** begin Material provided **

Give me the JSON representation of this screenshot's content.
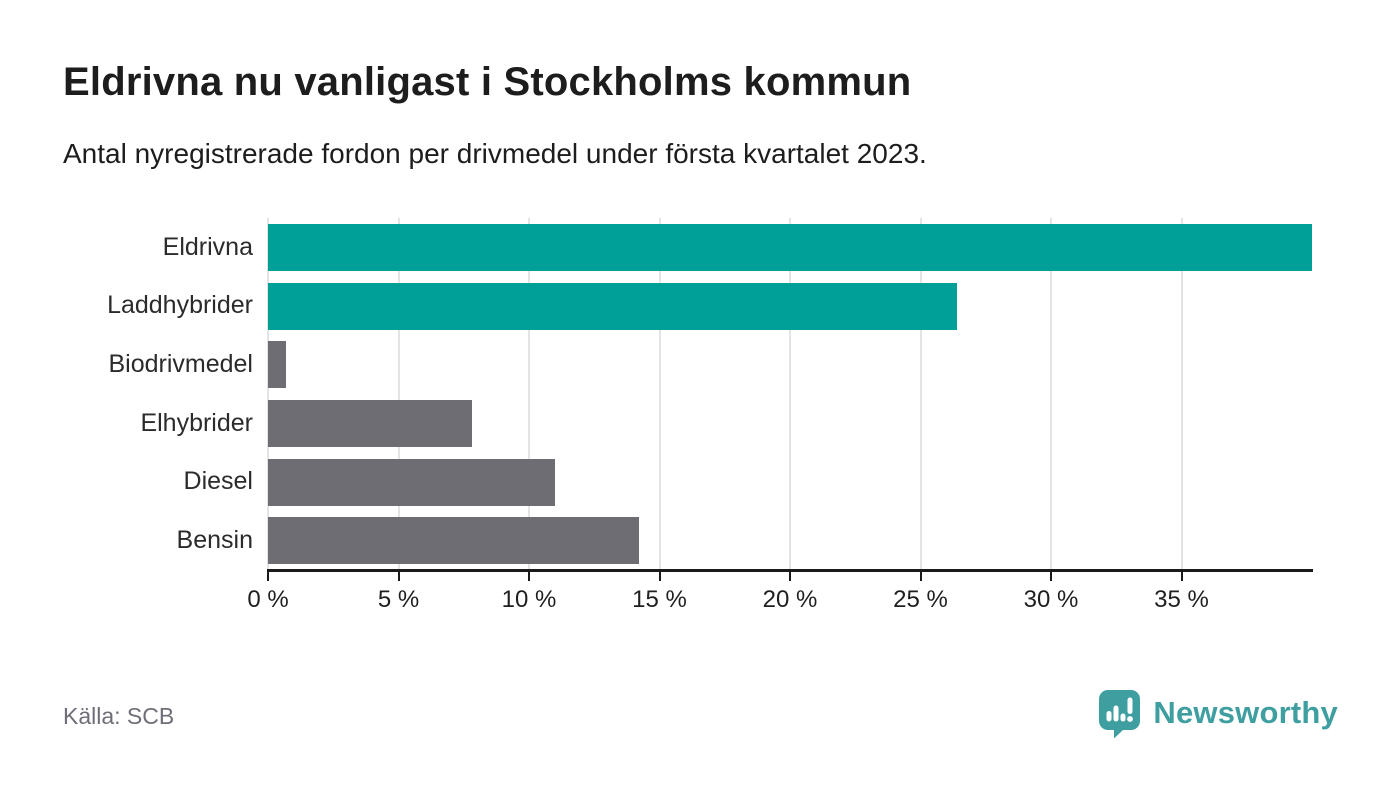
{
  "header": {
    "title": "Eldrivna nu vanligast i Stockholms kommun",
    "subtitle": "Antal nyregistrerade fordon per drivmedel under första kvartalet 2023."
  },
  "footer": {
    "source": "Källa: SCB",
    "brand_name": "Newsworthy"
  },
  "colors": {
    "highlight_teal": "#00a099",
    "neutral_gray": "#6e6d73",
    "axis": "#1a1a1a",
    "gridline": "#e4e4e6",
    "text_dark": "#1d1d1d",
    "muted_text": "#6f6e78",
    "brand_teal": "#3f9fa0"
  },
  "chart_data": {
    "type": "bar",
    "orientation": "horizontal",
    "title": "Eldrivna nu vanligast i Stockholms kommun",
    "subtitle": "Antal nyregistrerade fordon per drivmedel under första kvartalet 2023.",
    "source": "Källa: SCB",
    "categories": [
      "Eldrivna",
      "Laddhybrider",
      "Biodrivmedel",
      "Elhybrider",
      "Diesel",
      "Bensin"
    ],
    "values": [
      40.0,
      26.4,
      0.7,
      7.8,
      11.0,
      14.2
    ],
    "unit": "%",
    "bar_colors": [
      "#00a099",
      "#00a099",
      "#6e6d73",
      "#6e6d73",
      "#6e6d73",
      "#6e6d73"
    ],
    "highlighted_categories": [
      "Eldrivna",
      "Laddhybrider"
    ],
    "xlim": [
      0,
      40
    ],
    "xticks": [
      0,
      5,
      10,
      15,
      20,
      25,
      30,
      35
    ],
    "xtick_suffix": " %",
    "grid": true,
    "legend": false
  }
}
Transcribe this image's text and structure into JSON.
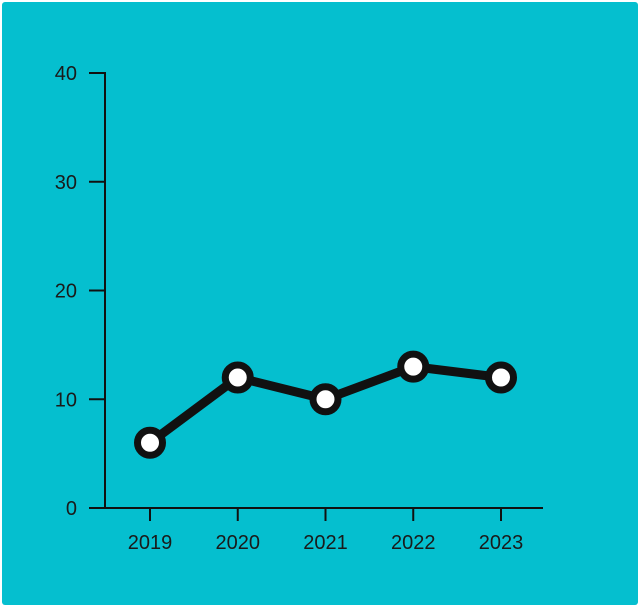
{
  "chart_data": {
    "type": "line",
    "title": "",
    "xlabel": "",
    "ylabel": "",
    "categories": [
      "2019",
      "2020",
      "2021",
      "2022",
      "2023"
    ],
    "series": [
      {
        "values": [
          6,
          12,
          10,
          13,
          12
        ]
      }
    ],
    "ylim": [
      0,
      40
    ],
    "yticks": [
      "0",
      "10",
      "20",
      "30",
      "40"
    ],
    "grid": false,
    "legend": "none"
  },
  "colors": {
    "background": "#05bfcf",
    "line": "#111111",
    "marker_fill": "#ffffff",
    "axis": "#111111",
    "text": "#1a1a1a"
  }
}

** end Material provided **

§ Given problem: Starting at the line containing "Transcribe this image's", write out each line through the last one in the listing above, inclusive, and nothing else. Pictures are excluded from the copy.

§ Finished exercise:
Transcribe this image's text and structure into JSON.
{
  "chart_data": {
    "type": "line",
    "title": "",
    "xlabel": "",
    "ylabel": "",
    "categories": [
      "2019",
      "2020",
      "2021",
      "2022",
      "2023"
    ],
    "series": [
      {
        "values": [
          6,
          12,
          10,
          13,
          12
        ]
      }
    ],
    "ylim": [
      0,
      40
    ],
    "yticks": [
      "0",
      "10",
      "20",
      "30",
      "40"
    ],
    "grid": false,
    "legend": "none"
  },
  "colors": {
    "background": "#05bfcf",
    "line": "#111111",
    "marker_fill": "#ffffff",
    "axis": "#111111",
    "text": "#1a1a1a"
  }
}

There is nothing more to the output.